▶ _Task material_:
------------------------------------------------------------------------

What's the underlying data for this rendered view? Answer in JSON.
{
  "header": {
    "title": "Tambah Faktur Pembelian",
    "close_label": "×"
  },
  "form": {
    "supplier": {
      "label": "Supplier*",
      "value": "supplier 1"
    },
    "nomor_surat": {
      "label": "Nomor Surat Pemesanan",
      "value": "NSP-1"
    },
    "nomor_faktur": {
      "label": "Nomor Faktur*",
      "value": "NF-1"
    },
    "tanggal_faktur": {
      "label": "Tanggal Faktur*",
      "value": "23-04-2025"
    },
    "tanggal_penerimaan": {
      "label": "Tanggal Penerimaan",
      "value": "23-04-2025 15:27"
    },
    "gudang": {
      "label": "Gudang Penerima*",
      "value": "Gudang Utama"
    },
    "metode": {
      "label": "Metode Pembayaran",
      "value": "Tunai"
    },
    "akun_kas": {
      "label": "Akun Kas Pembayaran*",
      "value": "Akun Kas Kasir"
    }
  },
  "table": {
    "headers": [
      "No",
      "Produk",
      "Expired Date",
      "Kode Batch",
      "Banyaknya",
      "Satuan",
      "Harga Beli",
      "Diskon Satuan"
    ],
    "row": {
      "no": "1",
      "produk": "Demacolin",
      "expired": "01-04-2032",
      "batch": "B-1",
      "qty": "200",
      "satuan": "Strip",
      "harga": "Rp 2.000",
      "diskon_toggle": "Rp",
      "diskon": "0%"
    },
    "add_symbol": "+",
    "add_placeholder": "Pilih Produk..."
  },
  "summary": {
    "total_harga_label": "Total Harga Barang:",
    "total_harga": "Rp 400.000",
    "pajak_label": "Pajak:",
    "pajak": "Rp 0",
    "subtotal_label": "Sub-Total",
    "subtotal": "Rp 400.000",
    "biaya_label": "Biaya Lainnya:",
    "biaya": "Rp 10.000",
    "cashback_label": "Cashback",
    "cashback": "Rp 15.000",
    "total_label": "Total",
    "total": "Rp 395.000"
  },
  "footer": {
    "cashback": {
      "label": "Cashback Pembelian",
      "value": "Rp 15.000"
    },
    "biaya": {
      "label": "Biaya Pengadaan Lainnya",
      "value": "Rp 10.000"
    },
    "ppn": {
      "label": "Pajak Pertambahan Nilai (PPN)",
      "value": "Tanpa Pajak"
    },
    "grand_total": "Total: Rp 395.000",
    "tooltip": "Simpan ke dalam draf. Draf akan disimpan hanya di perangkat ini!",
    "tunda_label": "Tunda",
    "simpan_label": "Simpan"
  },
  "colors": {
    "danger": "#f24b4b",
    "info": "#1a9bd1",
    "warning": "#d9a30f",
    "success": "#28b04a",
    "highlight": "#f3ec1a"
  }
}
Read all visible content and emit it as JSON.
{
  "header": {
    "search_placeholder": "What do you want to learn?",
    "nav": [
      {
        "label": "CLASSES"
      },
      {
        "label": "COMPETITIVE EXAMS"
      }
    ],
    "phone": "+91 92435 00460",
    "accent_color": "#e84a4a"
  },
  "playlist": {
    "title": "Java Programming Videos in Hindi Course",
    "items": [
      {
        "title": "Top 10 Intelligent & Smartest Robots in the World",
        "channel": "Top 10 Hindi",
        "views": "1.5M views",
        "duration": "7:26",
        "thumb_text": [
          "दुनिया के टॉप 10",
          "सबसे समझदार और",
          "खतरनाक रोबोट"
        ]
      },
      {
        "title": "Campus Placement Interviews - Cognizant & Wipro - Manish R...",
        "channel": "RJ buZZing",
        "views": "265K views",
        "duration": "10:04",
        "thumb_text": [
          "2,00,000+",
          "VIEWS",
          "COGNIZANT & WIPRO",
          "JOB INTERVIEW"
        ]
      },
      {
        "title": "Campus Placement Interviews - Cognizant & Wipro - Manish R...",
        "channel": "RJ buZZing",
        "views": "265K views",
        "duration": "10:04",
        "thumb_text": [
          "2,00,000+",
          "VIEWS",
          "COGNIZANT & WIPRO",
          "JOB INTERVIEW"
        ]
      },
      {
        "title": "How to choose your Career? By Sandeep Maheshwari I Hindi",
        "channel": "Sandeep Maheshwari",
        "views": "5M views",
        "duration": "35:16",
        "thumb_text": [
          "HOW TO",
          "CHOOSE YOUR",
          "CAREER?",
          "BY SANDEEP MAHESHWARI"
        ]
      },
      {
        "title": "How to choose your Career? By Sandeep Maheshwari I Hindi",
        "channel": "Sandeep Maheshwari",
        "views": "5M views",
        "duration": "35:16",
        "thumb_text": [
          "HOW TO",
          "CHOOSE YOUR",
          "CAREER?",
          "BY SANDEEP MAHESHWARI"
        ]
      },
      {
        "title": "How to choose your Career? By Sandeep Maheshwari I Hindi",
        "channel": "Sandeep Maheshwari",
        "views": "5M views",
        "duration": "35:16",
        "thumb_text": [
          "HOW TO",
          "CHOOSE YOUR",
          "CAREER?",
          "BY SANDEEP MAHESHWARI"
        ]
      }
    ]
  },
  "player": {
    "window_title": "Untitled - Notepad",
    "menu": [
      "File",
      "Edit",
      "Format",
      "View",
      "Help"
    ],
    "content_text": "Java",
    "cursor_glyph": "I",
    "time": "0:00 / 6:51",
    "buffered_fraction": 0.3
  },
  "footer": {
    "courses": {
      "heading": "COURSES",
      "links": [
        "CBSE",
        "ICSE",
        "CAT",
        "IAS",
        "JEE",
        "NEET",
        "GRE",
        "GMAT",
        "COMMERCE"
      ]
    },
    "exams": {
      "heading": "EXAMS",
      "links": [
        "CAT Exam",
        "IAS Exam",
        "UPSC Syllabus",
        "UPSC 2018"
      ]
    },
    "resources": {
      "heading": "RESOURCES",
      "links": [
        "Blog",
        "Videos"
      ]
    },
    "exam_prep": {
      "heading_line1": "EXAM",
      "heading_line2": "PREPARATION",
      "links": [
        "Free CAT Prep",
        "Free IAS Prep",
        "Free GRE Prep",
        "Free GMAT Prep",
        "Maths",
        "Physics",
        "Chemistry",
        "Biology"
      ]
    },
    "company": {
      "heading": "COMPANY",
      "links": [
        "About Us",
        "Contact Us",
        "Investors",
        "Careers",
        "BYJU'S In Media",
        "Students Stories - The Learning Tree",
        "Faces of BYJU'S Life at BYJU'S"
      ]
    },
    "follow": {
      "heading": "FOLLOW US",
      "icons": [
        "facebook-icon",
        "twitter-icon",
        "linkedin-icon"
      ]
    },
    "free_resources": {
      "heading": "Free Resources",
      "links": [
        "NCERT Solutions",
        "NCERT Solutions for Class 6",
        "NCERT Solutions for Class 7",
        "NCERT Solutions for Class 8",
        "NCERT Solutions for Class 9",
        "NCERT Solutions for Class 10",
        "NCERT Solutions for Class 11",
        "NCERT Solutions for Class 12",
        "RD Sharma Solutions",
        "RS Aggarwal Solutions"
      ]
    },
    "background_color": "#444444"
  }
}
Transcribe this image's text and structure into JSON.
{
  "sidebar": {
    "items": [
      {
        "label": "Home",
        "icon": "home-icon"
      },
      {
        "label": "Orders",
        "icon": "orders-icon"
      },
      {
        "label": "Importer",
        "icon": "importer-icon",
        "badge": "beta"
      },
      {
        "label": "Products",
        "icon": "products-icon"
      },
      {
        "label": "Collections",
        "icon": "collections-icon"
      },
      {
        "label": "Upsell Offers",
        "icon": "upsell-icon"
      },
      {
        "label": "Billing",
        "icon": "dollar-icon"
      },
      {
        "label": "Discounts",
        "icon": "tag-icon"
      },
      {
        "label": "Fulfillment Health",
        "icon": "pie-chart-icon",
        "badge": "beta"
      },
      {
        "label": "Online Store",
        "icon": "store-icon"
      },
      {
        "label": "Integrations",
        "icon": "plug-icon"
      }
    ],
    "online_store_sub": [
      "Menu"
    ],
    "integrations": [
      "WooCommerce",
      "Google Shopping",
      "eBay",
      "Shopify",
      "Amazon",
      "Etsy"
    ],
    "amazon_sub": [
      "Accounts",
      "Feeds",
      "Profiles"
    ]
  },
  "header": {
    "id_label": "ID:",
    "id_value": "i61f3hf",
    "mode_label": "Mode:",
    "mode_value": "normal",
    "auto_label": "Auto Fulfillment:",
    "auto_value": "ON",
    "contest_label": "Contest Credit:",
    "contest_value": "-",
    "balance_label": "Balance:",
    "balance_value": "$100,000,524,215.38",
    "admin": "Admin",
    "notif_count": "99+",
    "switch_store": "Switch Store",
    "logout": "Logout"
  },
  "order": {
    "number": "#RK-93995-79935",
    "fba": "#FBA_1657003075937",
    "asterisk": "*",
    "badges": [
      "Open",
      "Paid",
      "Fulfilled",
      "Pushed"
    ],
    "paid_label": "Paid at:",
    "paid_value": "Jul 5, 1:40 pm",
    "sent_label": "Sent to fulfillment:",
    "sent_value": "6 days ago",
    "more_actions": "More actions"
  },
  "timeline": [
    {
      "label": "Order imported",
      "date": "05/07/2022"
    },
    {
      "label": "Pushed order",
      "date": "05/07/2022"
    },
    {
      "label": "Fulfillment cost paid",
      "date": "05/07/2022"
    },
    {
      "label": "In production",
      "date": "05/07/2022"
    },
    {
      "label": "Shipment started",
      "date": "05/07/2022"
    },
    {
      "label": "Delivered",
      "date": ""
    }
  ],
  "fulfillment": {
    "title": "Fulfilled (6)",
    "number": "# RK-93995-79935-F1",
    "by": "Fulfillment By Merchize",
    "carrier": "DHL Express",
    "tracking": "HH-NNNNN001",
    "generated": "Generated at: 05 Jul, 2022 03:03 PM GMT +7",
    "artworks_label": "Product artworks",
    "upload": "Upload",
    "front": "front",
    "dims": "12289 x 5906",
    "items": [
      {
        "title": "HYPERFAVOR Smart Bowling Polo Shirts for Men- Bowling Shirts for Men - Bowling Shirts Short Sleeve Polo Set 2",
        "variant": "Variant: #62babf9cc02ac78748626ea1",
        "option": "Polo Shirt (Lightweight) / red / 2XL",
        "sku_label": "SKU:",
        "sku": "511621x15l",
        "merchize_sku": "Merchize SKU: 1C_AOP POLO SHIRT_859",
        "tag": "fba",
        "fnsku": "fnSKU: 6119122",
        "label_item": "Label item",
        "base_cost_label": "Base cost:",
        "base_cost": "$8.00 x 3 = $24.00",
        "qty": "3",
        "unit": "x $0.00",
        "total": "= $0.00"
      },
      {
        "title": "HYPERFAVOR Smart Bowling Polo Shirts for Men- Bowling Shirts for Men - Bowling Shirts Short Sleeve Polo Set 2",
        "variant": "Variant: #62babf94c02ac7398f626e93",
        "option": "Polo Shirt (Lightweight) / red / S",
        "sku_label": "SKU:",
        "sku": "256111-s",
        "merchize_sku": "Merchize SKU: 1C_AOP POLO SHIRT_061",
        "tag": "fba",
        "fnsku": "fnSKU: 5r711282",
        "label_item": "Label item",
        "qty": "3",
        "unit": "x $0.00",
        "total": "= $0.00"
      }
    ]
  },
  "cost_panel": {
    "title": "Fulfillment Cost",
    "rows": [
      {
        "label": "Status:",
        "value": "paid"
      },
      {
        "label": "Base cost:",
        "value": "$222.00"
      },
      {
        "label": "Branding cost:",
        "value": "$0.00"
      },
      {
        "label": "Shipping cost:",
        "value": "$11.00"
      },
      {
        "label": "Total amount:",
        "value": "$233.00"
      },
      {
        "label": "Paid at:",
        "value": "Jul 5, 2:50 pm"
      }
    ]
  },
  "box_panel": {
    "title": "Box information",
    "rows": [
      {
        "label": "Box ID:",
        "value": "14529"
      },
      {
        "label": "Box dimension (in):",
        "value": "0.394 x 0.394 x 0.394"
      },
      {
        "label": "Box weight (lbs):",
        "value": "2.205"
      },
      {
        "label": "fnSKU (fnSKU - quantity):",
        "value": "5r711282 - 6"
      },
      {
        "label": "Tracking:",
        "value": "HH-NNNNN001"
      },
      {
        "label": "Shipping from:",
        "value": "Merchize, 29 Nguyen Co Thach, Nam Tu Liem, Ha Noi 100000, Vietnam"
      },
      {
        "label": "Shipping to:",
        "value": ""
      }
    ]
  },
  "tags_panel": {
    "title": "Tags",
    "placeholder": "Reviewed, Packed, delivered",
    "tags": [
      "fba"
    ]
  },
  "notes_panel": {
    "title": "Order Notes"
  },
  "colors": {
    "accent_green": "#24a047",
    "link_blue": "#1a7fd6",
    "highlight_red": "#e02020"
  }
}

------------------------------------------------------------------------

Determine the count of lines in the data above with the string "Lainnya" in them, and give that count alone.

2